─── Document passage
Back to the reality of my cottage critters before Ann's arrival on September 13th: today I find myself back in Warbler Hell, but it's a
spidergirl friend Laura called me about this beautiful Monarch Butterfly chrysalis she found on her garage door. Look carefully and you will see the orange and black wings!
I returned a few days later to find it gone, but did find this Monarch Butterfly in all its glory nearby:
On Friday, September 9th, I inadvertently entered Warbler Hell while taking a walk along the back road towards the swamp, beginning with this first year male Common Yellowthroat:
It seemed like only the young ones were out and about, always intrigued by the sound of my camera (and not put off by my groans as I struggled to identify them). This young male Black-throated Green's wobbly song was a dead giveaway, though, he would need to put some more effort into that for the gals, as acrobatic moves on their own just won't cut it:
A first year male Magnolia Warbler was a pleasant surprise:
By Golden Hour on the Saturday night, I was twitching for the Osprey nest, so off I went and while watching the babies, what is either a Song or a Swamp Sparrow landed on the wire fence next to me. I'm going with a Song, thanks to Master John as he's got more years of experience than I, plus the angle of the shot is limiting any other field markings:
Meanwhile, up in the nest, one of the Osprey babies was snoozing in the sunshine:
...and he's out cold, head drops down, zzzzzzzzzzzzzzz:
But not for long, as this one made his way over to one of their preferred spots in time for Golden Hour:
Early the next morning, after this gorgeous sunrise...
──────
— Work request —
Continue the account of birds and butterflies seen around the cottage, picking up right after its last sentence.
─── Entries provided
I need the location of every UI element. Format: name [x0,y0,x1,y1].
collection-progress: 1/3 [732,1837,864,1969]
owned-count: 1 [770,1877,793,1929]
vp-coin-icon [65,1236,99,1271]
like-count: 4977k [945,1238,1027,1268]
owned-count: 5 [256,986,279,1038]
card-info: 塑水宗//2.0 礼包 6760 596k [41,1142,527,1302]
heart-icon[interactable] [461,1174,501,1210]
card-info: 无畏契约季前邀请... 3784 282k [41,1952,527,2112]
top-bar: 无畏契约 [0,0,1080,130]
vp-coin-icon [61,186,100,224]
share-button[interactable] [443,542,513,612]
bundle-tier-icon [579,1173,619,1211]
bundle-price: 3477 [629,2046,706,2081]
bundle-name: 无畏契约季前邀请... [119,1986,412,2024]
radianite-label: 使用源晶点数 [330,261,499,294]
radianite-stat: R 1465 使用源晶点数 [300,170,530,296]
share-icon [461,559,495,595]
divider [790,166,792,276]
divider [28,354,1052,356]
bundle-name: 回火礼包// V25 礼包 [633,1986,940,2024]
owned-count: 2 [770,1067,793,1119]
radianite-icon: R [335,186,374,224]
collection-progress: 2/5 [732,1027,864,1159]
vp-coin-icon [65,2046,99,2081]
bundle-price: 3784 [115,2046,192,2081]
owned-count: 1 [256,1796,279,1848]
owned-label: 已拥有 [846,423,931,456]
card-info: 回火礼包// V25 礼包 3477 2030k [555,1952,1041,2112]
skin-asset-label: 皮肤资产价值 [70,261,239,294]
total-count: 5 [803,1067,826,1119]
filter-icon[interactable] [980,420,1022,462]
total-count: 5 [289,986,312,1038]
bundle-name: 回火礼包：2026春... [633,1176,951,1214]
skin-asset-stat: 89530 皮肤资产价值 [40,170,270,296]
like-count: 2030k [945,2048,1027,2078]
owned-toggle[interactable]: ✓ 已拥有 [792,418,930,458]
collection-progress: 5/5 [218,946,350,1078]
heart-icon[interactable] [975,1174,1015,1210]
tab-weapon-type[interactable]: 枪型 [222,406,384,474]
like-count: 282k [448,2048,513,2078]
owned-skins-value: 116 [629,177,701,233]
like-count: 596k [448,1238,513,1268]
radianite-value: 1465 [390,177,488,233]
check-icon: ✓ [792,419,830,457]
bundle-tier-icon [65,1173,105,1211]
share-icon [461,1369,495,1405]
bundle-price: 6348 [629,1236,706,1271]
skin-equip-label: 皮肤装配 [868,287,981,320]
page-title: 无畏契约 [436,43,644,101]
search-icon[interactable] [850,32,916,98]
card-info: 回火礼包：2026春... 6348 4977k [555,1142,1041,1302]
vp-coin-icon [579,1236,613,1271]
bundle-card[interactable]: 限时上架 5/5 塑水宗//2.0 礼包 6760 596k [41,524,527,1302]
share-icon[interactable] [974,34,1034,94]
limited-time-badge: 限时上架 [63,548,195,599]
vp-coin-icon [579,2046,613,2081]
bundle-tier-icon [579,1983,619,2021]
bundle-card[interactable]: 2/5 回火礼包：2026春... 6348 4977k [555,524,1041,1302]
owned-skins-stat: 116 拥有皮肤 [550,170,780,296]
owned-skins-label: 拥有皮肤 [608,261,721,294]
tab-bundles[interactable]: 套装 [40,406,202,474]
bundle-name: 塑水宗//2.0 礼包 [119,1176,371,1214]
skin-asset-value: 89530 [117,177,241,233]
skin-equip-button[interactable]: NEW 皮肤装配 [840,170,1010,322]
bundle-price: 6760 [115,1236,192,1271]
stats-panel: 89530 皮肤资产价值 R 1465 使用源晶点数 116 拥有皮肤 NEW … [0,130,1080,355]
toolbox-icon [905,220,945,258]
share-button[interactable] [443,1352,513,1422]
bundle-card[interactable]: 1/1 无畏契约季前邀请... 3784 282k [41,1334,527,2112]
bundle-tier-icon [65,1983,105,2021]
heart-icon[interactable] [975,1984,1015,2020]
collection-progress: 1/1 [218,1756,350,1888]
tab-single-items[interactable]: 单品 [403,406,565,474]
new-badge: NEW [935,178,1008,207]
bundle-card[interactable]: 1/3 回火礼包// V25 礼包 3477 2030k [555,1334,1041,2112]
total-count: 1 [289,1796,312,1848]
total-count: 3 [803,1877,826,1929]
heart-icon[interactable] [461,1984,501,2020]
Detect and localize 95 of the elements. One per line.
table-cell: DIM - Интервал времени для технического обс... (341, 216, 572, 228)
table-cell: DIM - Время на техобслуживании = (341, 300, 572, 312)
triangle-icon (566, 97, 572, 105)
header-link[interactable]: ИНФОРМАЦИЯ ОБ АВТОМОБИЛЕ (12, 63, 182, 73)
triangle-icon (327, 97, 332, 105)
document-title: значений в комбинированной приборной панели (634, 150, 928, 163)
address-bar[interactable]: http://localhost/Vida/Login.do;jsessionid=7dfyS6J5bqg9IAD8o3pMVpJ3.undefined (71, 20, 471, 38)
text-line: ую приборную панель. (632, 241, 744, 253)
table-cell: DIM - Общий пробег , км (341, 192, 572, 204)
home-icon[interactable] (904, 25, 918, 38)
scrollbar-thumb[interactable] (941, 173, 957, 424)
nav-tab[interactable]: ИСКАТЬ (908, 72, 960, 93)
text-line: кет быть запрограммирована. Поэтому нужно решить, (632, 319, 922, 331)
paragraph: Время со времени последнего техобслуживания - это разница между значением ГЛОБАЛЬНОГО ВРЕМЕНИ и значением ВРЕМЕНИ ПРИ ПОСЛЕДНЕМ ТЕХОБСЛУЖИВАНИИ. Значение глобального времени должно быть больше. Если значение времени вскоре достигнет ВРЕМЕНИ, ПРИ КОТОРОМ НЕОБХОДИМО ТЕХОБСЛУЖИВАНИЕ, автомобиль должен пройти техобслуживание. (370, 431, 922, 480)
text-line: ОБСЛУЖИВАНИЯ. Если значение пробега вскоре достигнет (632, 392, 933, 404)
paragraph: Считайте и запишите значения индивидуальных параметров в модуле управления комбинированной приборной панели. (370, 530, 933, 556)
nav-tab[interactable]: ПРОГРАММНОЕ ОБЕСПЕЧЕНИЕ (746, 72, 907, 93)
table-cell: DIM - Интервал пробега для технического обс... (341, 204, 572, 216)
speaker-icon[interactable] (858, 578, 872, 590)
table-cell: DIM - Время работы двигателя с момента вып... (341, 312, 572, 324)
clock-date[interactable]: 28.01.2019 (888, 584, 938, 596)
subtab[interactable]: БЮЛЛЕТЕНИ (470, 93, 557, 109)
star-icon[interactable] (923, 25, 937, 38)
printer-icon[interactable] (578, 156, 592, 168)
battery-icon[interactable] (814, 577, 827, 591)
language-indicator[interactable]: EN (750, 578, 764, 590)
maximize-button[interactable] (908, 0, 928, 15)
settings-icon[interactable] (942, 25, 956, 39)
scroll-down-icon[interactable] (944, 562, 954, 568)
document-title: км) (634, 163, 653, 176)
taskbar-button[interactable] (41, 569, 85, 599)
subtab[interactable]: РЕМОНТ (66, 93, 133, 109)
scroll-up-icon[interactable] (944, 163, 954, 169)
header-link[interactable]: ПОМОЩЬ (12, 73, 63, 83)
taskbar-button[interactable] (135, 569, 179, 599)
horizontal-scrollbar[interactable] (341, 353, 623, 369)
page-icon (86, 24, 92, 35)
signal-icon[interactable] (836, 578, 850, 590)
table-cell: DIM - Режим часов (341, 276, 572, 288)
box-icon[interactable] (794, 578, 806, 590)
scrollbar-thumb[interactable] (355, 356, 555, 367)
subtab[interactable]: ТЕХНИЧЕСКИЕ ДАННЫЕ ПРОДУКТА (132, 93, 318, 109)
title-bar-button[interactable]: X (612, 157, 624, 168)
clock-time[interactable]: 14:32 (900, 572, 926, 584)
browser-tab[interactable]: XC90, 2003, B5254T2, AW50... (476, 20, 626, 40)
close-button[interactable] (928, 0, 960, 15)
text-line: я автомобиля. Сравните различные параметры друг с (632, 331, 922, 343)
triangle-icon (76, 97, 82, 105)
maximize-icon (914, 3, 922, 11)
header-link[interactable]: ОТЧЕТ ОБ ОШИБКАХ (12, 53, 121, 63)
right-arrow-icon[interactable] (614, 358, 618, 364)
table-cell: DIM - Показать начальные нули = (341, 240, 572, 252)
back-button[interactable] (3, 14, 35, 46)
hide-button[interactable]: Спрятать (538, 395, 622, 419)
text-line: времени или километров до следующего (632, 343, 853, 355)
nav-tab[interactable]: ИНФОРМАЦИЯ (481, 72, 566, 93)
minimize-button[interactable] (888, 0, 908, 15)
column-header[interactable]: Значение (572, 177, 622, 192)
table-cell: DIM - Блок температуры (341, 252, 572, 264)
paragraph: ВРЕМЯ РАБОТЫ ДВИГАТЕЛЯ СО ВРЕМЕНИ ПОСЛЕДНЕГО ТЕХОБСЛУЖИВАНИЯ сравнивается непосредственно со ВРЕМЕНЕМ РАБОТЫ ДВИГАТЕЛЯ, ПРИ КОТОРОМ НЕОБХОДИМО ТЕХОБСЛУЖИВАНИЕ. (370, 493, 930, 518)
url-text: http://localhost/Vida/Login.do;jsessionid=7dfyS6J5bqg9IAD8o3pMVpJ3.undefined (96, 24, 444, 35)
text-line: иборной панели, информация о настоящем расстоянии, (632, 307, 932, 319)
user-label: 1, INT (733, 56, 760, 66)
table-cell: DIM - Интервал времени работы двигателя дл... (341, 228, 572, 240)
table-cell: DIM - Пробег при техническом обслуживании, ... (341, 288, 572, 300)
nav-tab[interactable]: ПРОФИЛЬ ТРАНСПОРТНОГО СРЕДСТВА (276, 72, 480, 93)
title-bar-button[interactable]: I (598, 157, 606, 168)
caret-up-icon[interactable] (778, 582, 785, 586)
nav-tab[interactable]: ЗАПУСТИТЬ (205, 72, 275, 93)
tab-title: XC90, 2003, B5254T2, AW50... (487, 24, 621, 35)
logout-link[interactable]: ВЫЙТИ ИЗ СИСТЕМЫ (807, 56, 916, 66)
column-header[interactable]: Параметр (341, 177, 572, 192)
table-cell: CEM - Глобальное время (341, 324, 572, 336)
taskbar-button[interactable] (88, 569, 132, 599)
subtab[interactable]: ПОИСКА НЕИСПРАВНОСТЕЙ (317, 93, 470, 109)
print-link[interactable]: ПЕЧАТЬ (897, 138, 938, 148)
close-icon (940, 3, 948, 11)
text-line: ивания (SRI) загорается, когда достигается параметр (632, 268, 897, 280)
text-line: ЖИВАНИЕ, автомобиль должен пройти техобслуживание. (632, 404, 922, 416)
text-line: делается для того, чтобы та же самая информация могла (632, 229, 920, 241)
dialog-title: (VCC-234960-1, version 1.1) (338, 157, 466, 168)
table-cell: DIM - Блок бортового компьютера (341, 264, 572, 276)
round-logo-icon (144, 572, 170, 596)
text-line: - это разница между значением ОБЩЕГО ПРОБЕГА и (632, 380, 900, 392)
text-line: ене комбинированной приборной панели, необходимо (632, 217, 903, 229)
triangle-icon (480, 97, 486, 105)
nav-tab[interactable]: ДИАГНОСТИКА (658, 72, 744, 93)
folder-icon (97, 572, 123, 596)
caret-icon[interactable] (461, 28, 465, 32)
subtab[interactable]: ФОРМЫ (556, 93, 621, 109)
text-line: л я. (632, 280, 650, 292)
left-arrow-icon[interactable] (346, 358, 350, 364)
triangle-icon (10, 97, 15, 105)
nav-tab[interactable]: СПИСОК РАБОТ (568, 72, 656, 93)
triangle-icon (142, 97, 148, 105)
──────
— Output below —
...a silent but curious young male Rose-breasted Grosbeak watched me from above along the back road towards the swamp:
And yup, again that night I found myself back at the nest at the Golden Hour, observing a gagging Osprey:
...a fluffy Osprey:
...a regal Osprey:
...a headless Osprey:
...and an itchy Osprey (can you begin to imagine what this would look like if those talons scratched out an eye??? Major OUCH!) :
By the morning of Monday, September 12th, I had been totally swallowed up by Warbler Hell. I'm only just now reviewing my photos today to identify these suckers, and granted, some were readily identifiable on the same day (wow, what a difference a year makes!), but others were still a challenge, and I even discovered some new species that I'd missed as my eyes no doubt glazed over them all.
So here goes, in order of appearance that day down at the swamp, wheeeee!
Not a warbler at all, grrrr, a $#%^ Warbling Vireo!
A first year female Northern Parula:
Cape May Warbler:
First fall female Yellow-rumped Warbler:
At times she was too close for me to focus on her!
A female adult Blackburnian Warbler, my surprise photo find of the day and a toughie, thanks to Master John for agreeing with me!
A first year male Black-throated Green Warbler, with its same wobbly song from before:
And lastly PHEW! , a handsome first year male Northern Parula:
It was time for me to retreat back to the comfort zone of the Osprey nest that night as I was exhausted by all of those warblers. I tried to stay away, I really did, but I only stayed for half an hour, but what an unusual time it was that evening! Both babies were quite feisty and irritable with each other:
Dad flew in with his usual Golden Hour food drop...
...and all hell breaks loose with the babies, more so than usual. The one on the right has won the fish fight:
As I was checking my camera settings, the babies got into yet another skirmish and I heard a loud "SNAP". I immediately feared that it was an injury to one of their wings, but in the end figured out it was a breaking branch in the nest. They were extremely snarky and aggressive towards each other so maybe the father was weaning them off his food drops to encourage them to do it themselves.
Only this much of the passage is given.